WORK INSTRUCTIONS - Give back all the data exactly, line by line.

Stored entries -
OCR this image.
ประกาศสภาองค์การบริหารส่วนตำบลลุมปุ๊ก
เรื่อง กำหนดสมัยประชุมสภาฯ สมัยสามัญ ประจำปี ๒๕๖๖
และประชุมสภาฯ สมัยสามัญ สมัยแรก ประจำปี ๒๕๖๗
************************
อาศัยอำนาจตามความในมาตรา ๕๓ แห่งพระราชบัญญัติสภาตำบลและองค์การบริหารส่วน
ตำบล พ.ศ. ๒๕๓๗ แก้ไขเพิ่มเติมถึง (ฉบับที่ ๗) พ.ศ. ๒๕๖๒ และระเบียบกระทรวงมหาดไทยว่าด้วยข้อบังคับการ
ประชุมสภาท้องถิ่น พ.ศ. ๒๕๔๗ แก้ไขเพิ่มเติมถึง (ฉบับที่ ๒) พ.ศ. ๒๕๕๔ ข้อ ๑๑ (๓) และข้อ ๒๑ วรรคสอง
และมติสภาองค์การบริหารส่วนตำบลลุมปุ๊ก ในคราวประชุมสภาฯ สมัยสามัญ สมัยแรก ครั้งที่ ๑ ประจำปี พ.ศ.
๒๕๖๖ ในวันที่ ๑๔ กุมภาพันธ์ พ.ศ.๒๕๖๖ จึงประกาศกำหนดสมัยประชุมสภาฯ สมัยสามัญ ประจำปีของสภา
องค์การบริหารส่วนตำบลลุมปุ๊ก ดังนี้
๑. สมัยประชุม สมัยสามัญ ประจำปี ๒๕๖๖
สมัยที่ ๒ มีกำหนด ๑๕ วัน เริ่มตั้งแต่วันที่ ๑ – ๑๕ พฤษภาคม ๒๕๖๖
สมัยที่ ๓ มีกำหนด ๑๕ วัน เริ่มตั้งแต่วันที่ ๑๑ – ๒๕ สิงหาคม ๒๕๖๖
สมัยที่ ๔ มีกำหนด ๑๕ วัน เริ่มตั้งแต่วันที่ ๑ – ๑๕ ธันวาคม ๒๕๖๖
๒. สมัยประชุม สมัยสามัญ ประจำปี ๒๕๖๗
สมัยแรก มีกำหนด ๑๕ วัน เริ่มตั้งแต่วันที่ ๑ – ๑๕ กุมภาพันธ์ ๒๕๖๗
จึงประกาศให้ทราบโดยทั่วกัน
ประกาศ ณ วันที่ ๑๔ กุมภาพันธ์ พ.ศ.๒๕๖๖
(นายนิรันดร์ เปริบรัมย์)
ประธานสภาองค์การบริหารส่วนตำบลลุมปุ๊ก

FINAL RESULT -
OCR this image.
ประกาศสภาองค์การบริหารส่วนตำบลลุมปุ๊ก
เรื่อง กำหนดสมัยประชุมสภาฯ สมัยสามัญ ประจำปี ๒๕๖๖
และประชุมสภาฯ สมัยสามัญ สมัยแรก ประจำปี ๒๕๖๗
************************
อาศัยอำนาจตามความในมาตรา ๕๓ แห่งพระราชบัญญัติสภาตำบลและองค์การบริหารส่วน
ตำบล พ.ศ. ๒๕๓๗ แก้ไขเพิ่มเติมถึง (ฉบับที่ ๗) พ.ศ. ๒๕๖๒ และระเบียบกระทรวงมหาดไทยว่าด้วยข้อบังคับการ
ประชุมสภาท้องถิ่น พ.ศ. ๒๕๔๗ แก้ไขเพิ่มเติมถึง (ฉบับที่ ๒) พ.ศ. ๒๕๕๔ ข้อ ๑๑ (๓) และข้อ ๒๑ วรรคสอง
และมติสภาองค์การบริหารส่วนตำบลลุมปุ๊ก ในคราวประชุมสภาฯ สมัยสามัญ สมัยแรก ครั้งที่ ๑ ประจำปี พ.ศ.
๒๕๖๖ ในวันที่ ๑๔ กุมภาพันธ์ พ.ศ.๒๕๖๖ จึงประกาศกำหนดสมัยประชุมสภาฯ สมัยสามัญ ประจำปีของสภา
องค์การบริหารส่วนตำบลลุมปุ๊ก ดังนี้
๑. สมัยประชุม สมัยสามัญ ประจำปี ๒๕๖๖
สมัยที่ ๒ มีกำหนด ๑๕ วัน เริ่มตั้งแต่วันที่ ๑ – ๑๕ พฤษภาคม ๒๕๖๖
สมัยที่ ๓ มีกำหนด ๑๕ วัน เริ่มตั้งแต่วันที่ ๑๑ – ๒๕ สิงหาคม ๒๕๖๖
สมัยที่ ๔ มีกำหนด ๑๕ วัน เริ่มตั้งแต่วันที่ ๑ – ๑๕ ธันวาคม ๒๕๖๖
๒. สมัยประชุม สมัยสามัญ ประจำปี ๒๕๖๗
สมัยแรก มีกำหนด ๑๕ วัน เริ่มตั้งแต่วันที่ ๑ – ๑๕ กุมภาพันธ์ ๒๕๖๗
จึงประกาศให้ทราบโดยทั่วกัน
ประกาศ ณ วันที่ ๑๔ กุมภาพันธ์ พ.ศ.๒๕๖๖
(นายนิรันดร์ เปริบรัมย์)
ประธานสภาองค์การบริหารส่วนตำบลลุมปุ๊ก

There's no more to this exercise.